■ PROBLEM SET
(1) In the blog post, on which day did the sun not rise?
(2) Rewrite the listing from the line with "In the image" up to and including the line with "x-tick-label: 6 <box>576 443 582 452</box>", changing "y-tick-label" to "y-axis-tick" and leaving everything else as it is.

■ QUOTED TEXT
My poorly-disguised “original content hiatus” is nearly at an end, but not yet. Today, more entries from the “First and Last” contest for you to enjoy. For those of you who haven’t yet read the winning entries, click here.
If you’re new to the noveldoctor site, take a moment to read this old post on 7 Things that Keep Editors in Business. And then read a bunch more. And tell your friends to stop by, too.
Alicia Gregoire-Poirier entered this fantastical story:
The sun didn’t rise on Thursday. This came as no surprise to the girl; she had been able to control the stars since quickening in her mother’s womb. The Destroyers were rapturous with the knowledge and each wanted the girl’s power for their own.
The girl’s mother, covetous in her own right, arranged fostering by The Destroyers’ mages – The Arcane Ones. Here, the girl learned of the delicate balance among the universe; how if one planet fell, all others were doomed. They imparted this knowledge to frighten her.
It empowered her.
Her powers blossomed under The Arcane Ones’ careful guidance, surpassing expectations of all. The eve she lost her maidenhead, she held the moon in her thrall until she and her lover were spent. The moon sighed in pleasure and disappeared for a fortnight.

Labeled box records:
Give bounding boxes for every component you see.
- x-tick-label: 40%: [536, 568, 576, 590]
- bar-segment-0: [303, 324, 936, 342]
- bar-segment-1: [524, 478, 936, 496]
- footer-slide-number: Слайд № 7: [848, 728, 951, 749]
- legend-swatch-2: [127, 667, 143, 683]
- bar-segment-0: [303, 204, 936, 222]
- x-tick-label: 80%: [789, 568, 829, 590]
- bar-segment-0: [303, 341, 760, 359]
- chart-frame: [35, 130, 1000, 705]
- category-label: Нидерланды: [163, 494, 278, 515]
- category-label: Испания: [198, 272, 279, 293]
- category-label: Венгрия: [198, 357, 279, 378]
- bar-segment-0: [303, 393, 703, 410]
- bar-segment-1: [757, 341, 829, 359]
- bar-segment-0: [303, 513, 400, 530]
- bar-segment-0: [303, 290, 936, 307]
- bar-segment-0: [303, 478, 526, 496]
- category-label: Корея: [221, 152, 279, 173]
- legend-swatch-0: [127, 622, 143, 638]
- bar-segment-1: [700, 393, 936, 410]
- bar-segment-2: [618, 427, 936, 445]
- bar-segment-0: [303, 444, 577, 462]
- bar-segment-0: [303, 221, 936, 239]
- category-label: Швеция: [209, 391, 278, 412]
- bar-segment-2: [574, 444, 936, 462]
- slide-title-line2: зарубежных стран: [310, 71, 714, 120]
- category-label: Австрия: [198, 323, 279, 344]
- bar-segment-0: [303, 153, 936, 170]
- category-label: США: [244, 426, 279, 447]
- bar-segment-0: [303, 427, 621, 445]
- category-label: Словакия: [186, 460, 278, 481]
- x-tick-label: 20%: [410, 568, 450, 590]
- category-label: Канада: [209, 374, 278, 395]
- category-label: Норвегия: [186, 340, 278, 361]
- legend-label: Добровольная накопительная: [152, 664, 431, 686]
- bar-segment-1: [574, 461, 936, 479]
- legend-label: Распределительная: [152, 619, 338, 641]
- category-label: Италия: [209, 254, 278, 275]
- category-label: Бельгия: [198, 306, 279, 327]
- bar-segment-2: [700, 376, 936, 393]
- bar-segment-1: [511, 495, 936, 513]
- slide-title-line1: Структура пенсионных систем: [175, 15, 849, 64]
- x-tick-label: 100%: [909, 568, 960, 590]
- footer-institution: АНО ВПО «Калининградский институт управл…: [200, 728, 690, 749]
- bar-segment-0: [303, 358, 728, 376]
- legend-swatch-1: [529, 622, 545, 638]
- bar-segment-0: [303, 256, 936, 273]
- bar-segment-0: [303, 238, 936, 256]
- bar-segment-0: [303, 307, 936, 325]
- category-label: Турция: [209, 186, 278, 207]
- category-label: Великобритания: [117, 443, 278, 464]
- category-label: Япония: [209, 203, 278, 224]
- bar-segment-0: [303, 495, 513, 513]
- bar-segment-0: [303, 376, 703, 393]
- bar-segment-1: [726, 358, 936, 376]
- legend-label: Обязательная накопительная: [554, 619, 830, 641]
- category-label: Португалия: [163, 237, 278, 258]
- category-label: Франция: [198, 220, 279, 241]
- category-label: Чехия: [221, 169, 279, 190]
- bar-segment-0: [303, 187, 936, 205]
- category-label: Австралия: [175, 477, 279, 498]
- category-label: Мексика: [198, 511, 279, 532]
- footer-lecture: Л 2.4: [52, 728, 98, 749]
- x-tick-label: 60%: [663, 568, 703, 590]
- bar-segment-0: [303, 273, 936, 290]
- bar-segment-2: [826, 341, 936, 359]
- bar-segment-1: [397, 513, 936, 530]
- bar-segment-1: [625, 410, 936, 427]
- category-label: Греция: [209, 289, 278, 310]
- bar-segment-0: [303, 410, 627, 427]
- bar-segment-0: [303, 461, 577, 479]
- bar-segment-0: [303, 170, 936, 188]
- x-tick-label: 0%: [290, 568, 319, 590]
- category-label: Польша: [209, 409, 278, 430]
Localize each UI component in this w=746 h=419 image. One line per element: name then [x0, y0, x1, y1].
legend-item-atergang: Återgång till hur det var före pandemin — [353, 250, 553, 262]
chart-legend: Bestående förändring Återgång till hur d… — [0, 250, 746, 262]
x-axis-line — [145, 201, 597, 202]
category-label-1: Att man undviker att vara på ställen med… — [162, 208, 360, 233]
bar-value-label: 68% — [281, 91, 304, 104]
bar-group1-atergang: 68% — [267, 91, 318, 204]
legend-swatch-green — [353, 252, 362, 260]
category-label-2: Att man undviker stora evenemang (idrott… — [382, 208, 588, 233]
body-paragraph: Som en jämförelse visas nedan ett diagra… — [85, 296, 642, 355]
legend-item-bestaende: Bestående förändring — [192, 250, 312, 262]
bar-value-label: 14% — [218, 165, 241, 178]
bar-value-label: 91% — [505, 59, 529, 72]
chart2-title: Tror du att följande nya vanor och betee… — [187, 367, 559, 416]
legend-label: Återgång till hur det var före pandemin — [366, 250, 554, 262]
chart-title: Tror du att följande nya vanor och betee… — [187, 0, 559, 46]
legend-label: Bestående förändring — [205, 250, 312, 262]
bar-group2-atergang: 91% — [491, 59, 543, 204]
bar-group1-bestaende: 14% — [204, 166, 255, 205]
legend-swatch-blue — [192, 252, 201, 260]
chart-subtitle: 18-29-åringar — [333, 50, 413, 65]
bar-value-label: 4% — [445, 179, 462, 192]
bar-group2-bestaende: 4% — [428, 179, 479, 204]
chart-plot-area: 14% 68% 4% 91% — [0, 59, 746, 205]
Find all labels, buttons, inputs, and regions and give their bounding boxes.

...

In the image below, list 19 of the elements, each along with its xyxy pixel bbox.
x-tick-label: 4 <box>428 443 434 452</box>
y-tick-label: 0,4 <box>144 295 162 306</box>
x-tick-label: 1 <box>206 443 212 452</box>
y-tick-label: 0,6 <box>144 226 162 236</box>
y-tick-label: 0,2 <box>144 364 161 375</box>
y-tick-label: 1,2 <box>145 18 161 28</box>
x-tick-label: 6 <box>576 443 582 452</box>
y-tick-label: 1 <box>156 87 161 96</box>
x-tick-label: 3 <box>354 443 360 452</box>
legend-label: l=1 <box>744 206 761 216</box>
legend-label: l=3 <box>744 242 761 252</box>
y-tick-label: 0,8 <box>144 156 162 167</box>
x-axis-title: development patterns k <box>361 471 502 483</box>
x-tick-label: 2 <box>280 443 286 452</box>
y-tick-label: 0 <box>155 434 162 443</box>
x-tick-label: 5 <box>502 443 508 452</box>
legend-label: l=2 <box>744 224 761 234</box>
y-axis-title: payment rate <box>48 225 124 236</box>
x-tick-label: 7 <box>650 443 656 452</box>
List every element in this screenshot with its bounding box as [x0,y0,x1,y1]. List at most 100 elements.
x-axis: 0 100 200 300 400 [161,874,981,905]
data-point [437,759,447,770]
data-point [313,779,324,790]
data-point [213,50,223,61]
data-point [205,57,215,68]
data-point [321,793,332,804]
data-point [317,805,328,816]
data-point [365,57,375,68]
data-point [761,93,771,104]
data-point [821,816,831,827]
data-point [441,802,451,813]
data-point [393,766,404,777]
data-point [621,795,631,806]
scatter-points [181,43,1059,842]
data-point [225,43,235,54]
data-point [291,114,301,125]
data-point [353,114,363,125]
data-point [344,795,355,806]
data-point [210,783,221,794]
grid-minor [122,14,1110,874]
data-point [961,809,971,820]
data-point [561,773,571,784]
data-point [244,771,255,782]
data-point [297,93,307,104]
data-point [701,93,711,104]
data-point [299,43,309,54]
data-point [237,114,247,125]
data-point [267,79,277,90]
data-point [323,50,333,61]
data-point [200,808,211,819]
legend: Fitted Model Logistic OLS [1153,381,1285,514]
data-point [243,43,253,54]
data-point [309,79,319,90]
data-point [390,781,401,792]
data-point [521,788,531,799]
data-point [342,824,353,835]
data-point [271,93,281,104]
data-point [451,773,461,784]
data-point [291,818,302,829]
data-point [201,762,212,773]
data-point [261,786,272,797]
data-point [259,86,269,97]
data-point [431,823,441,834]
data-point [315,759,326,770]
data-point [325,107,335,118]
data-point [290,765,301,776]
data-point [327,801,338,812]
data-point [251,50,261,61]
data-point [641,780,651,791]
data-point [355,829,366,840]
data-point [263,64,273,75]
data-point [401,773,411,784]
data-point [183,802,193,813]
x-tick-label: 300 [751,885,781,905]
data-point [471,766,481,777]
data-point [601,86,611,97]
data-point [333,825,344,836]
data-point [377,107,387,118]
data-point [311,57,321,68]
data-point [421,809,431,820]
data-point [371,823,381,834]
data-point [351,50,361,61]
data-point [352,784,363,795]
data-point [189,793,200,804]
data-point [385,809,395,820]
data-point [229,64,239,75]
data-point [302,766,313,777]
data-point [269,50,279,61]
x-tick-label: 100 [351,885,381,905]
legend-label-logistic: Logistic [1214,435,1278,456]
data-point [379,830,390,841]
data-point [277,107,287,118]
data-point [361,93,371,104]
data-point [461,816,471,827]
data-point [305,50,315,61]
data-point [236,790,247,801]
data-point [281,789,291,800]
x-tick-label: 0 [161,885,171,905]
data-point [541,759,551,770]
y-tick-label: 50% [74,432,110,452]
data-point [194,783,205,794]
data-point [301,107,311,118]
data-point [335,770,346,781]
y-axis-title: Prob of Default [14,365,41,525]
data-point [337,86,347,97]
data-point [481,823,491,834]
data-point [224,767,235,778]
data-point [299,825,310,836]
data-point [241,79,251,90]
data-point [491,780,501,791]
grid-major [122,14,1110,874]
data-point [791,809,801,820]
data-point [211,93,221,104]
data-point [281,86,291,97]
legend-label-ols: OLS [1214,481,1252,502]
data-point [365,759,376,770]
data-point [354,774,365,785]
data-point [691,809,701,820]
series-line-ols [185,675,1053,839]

■ EXPECTED RESULTS
(1) Thursday.

(2)
In the image below, list 19 of the elements, each along with its xyxy pixel bbox.
x-tick-label: 4 <box>428 443 434 452</box>
y-axis-tick: 0,4 <box>144 295 162 306</box>
x-tick-label: 1 <box>206 443 212 452</box>
y-axis-tick: 0,6 <box>144 226 162 236</box>
y-axis-tick: 0,2 <box>144 364 161 375</box>
y-axis-tick: 1,2 <box>145 18 161 28</box>
x-tick-label: 6 <box>576 443 582 452</box>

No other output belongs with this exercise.